**Supplied passage:**

'''

A top French appeals court is to rule Wednesday on whether Felicien Kabuga will stand trial in France or face a UN tribunal in Tanzania.

Kabuga, who is 84 according to officials but claims to be 87, was arrested in May at his home outside Paris after 25 years on the run.

Once one of Rwanda’s richest men, Kabuga is alleged to have funneled money to militia groups as chairman of the national defence fund.

He is also accused of setting up the Interahamwe militia that carried out the killings during the 1994 Genocide against Tutsi as well as the Radio-Television Libre des Mille Collines whose broadcasts incited people to murder.

A French court ruled in June that Kabuga should stand trial at the Mechanism for International Criminal Tribunals (MICT) based in Arusha, Tanzania.

But his lawyers appealed, citing frail health and fears the UN tribunal in Africa would be biased.

During a hearing at France’s supreme court for criminal cases, the Cour de Cassation, Kabuga’s lawyer Louis Bore also argued that his client could not receive proper medical treatment in Tanzania.

Kabuga has diabetes, high blood pressure and leukoaraiosis, an incurable illness that erodes physical and cognitive abilities, Bore said.

'''

**Information given:**

'''

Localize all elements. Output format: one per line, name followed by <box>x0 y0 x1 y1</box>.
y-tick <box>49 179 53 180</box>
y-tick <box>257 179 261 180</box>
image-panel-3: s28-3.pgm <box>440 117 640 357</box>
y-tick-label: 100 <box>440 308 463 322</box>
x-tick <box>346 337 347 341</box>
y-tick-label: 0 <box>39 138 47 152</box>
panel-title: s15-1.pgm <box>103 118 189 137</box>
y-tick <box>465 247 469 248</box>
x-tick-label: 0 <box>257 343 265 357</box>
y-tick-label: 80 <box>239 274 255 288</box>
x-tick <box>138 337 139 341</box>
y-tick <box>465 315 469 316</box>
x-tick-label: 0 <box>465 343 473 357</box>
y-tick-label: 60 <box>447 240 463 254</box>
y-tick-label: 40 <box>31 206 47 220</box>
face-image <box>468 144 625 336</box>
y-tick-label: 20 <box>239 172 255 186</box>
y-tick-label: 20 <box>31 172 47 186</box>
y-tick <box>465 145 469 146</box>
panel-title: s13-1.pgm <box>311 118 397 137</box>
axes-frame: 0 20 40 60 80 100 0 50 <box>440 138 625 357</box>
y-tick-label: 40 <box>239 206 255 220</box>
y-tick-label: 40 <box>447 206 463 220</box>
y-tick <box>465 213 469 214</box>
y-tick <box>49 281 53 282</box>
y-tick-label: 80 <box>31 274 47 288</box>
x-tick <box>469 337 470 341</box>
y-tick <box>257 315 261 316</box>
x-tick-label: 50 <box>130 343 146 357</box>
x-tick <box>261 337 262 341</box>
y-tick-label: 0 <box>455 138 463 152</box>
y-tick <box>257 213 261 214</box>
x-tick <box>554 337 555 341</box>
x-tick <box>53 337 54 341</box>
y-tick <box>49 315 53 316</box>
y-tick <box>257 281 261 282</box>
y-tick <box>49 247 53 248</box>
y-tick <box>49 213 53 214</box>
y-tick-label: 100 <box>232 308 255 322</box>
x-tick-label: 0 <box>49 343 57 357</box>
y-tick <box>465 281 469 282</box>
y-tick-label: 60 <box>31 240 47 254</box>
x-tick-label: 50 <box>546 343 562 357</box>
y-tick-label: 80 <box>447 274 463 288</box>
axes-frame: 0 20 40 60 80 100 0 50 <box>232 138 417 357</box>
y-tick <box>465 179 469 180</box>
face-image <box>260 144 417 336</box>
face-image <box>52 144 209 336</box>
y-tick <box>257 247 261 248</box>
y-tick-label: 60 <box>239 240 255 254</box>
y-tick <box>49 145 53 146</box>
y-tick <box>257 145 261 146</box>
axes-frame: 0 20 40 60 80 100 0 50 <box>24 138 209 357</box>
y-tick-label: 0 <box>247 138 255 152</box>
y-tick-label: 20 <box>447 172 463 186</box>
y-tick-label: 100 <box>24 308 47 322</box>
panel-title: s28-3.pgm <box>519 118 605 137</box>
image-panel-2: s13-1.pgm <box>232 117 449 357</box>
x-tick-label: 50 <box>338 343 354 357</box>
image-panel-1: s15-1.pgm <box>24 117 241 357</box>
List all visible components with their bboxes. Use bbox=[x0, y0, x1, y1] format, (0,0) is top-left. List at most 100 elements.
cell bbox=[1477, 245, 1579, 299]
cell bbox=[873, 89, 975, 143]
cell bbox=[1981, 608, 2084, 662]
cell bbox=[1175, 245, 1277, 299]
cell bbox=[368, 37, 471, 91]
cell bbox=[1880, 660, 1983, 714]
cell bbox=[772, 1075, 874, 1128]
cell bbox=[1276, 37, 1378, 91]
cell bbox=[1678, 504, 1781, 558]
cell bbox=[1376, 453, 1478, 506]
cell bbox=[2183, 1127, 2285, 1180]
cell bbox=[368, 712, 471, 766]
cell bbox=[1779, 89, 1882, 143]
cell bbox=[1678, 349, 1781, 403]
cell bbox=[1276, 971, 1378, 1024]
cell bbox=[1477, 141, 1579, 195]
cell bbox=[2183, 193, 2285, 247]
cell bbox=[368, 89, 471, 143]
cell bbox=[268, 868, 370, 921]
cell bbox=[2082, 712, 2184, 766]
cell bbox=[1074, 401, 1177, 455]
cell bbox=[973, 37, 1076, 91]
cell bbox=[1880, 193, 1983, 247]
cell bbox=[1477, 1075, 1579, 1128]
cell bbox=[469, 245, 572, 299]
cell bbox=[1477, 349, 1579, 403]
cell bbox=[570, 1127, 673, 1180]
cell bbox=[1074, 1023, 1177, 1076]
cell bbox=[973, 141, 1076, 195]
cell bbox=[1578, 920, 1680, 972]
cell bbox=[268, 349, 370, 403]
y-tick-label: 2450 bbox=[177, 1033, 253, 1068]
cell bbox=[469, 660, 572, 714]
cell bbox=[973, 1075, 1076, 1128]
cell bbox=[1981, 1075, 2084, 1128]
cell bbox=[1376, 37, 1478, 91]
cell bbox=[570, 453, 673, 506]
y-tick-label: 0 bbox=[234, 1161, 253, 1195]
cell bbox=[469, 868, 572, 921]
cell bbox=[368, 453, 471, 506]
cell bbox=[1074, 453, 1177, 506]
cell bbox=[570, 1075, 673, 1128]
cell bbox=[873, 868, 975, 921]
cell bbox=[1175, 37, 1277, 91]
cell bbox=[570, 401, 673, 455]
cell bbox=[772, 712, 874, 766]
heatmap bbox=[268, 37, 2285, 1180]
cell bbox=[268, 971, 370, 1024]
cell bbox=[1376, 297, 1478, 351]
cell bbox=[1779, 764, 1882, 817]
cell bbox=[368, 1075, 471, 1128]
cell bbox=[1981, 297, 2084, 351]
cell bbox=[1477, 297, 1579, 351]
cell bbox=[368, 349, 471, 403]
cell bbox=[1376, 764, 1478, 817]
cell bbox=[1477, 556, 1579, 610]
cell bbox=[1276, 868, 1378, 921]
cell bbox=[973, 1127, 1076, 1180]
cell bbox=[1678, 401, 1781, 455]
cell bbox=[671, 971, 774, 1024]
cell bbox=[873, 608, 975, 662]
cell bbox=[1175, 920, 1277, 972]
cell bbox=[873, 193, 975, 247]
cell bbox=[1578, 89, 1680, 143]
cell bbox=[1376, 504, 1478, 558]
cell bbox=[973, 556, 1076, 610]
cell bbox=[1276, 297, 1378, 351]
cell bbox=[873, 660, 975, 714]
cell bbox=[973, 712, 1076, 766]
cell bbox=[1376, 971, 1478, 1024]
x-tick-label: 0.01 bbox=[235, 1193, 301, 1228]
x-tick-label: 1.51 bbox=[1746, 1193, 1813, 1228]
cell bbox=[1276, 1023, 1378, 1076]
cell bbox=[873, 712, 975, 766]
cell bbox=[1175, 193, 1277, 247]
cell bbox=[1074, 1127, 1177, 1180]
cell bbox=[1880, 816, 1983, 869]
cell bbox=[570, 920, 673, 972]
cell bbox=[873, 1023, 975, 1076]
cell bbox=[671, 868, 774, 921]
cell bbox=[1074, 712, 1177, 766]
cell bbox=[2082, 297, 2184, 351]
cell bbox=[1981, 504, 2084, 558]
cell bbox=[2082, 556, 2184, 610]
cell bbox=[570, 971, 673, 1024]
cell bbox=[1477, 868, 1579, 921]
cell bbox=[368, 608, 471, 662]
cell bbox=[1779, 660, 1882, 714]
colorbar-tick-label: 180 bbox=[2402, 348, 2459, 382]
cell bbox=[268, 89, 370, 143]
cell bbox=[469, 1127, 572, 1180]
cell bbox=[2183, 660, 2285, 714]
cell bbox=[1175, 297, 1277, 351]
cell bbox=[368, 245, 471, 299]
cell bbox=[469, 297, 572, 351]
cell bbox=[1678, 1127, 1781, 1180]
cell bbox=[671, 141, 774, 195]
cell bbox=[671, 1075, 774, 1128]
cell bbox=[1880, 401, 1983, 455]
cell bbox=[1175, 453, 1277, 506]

'''

**Questions:**
**A)** Using the article on Felicien Kabuga's appeal, answer these:
(i) Where and in what month was Kabuga arrested?
(ii) In which city is the Mechanism for International Criminal Tribunals based?
(iii) Which three conditions does Louis Bore say Kabuga has?
**B)** Resume the article on Felicien Kabuga's appeal over where he will stand trial, picking up after its final sentence.

**Answers to the exercises:**
**A)**
(i) At his home outside Paris, in May.
(ii) Arusha, Tanzania.
(iii) Diabetes, high blood pressure and leukoaraiosis.

**B)**
Kabuga was moved from his cell at the end of last week for “medical reasons,” several sources told AFP.

If the appeals court endorses his transfer, Kabuga would have one month to appear before the MICT, which took over the duties of the UN’s International Criminal Tribunal for Rwanda (ICTR) when it formally closed in 2015.

The ICTR handed down dozens of prison sentences over the years on genocide and other charges, including life sentences. It also acquitted some suspects.

Kabuga was indicted by the tribunal in 1997 on seven counts, including genocide. He denies all the charges.

Rwanda has said it wants to see Kabuga tried by its own courts, but transferring jurisdiction away from the UN tribunal in Tanzania would require a decision by the UN Security Council, according to Serge Brammertz, a prosecutor for the MICT.